Start of Extracted material
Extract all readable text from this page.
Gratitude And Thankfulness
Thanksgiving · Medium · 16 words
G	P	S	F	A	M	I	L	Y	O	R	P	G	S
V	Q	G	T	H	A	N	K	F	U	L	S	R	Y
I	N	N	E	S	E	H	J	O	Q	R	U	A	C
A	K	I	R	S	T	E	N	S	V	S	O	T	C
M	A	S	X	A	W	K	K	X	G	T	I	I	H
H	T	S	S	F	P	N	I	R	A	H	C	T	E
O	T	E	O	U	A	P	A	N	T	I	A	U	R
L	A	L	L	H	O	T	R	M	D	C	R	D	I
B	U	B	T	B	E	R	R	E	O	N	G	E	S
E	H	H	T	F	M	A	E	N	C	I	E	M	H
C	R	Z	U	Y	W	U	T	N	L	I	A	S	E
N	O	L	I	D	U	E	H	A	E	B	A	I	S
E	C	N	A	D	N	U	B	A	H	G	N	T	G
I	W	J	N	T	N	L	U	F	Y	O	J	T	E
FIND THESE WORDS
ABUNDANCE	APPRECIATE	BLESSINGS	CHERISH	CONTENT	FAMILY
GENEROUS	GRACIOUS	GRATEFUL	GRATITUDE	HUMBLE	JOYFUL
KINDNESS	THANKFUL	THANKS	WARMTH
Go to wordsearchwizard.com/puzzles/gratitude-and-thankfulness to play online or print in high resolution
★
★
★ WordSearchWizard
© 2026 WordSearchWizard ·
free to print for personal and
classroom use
End of Extracted material
Start of Extracted material
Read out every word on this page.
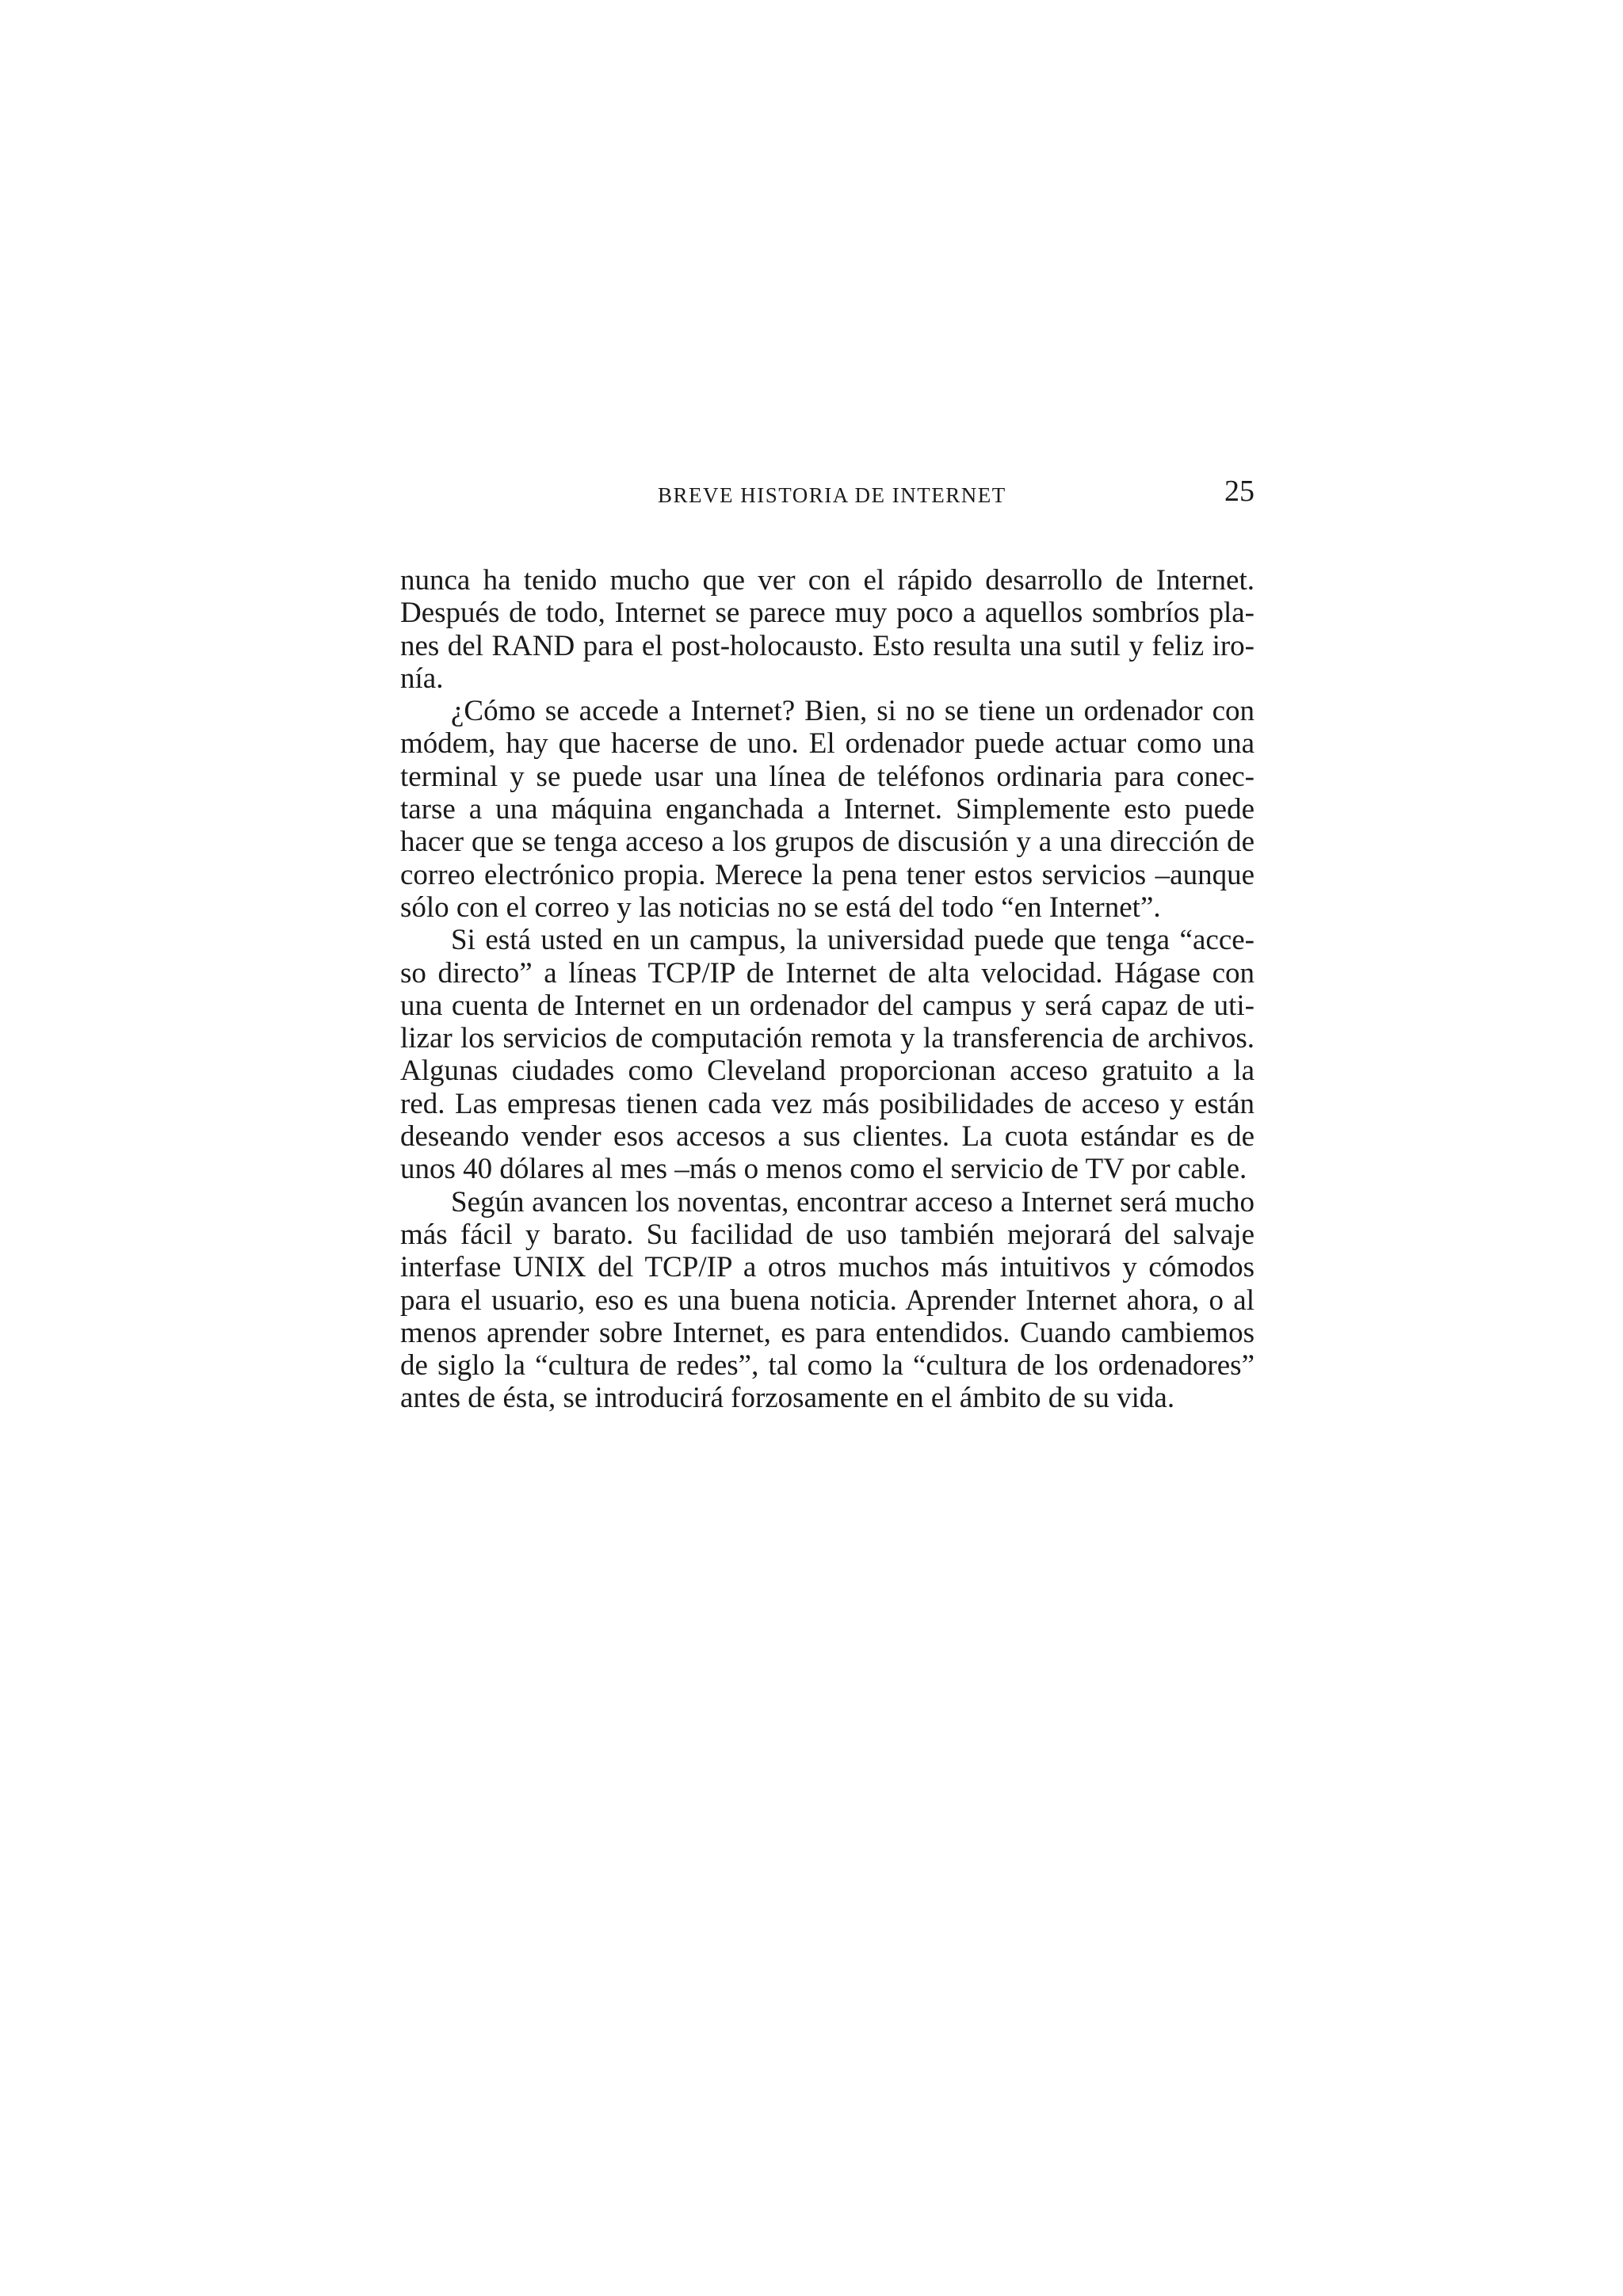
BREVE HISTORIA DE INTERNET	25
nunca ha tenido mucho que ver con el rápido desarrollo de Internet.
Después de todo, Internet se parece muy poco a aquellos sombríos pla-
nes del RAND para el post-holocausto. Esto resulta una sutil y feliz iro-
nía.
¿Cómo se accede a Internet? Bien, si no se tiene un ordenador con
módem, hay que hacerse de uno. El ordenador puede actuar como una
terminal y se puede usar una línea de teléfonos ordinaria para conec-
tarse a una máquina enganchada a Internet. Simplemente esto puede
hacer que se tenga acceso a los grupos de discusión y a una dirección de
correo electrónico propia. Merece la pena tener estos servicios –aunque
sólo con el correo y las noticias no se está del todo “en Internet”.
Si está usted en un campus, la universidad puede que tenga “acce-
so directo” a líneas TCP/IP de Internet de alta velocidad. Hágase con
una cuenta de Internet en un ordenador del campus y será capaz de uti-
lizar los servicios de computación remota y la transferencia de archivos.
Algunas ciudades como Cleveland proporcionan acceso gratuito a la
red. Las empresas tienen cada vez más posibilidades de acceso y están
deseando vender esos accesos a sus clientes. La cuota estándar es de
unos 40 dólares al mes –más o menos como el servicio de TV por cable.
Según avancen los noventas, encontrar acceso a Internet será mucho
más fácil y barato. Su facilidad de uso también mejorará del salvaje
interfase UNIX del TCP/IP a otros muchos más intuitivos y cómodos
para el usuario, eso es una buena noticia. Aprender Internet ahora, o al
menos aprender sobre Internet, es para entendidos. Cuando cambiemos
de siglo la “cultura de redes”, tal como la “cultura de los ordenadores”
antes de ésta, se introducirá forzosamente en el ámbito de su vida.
End of Extracted material
* What you need to do: How many of the lines above include the word "page"? Respond with the number alone.

* Correct result: 2